What this task involves:
Check every line of the entries that follow, and copy the ones containing "data".
------------------------------------
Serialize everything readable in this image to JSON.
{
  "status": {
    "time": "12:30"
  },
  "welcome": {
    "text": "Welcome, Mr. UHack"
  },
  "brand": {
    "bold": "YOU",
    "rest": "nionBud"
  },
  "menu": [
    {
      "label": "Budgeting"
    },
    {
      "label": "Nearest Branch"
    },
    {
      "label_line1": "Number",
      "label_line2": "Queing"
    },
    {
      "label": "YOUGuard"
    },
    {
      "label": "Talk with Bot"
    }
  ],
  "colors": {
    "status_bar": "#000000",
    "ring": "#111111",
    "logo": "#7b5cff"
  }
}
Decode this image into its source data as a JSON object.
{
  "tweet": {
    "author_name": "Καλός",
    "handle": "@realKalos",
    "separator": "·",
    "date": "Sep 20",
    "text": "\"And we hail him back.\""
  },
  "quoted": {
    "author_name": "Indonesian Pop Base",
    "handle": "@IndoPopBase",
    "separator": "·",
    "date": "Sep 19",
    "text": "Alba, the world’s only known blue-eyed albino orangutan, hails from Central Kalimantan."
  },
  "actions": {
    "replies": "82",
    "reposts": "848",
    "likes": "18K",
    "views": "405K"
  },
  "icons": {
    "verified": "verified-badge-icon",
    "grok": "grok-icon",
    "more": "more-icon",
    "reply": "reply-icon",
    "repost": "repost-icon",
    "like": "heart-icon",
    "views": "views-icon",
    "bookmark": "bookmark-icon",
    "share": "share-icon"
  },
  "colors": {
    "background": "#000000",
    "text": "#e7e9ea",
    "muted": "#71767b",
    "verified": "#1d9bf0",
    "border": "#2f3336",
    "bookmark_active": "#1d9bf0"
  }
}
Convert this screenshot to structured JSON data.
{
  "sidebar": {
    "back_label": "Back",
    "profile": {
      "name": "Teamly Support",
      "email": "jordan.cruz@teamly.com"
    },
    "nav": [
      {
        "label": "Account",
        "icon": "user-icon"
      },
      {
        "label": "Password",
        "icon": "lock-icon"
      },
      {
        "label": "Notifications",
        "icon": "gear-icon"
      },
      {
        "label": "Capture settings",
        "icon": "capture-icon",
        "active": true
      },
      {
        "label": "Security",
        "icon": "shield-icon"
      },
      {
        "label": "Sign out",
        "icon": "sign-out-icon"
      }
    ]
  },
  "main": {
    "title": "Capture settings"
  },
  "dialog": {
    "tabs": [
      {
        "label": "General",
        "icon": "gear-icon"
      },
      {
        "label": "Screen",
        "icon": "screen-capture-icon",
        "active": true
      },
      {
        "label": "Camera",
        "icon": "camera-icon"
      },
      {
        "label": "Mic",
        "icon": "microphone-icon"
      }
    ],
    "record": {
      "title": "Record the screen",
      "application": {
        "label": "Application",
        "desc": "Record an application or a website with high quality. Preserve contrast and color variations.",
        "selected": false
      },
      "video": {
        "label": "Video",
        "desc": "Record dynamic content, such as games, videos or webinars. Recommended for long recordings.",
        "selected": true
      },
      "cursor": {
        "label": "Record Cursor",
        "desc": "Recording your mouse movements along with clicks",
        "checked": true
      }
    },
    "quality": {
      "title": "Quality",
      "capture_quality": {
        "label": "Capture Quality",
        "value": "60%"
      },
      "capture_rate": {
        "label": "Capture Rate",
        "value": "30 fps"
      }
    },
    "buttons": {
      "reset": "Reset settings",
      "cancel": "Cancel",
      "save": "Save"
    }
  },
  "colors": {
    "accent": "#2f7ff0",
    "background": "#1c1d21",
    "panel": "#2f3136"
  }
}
------------------------------------
Task result:
Decode this image into its source data as a JSON object.
Convert this screenshot to structured JSON data.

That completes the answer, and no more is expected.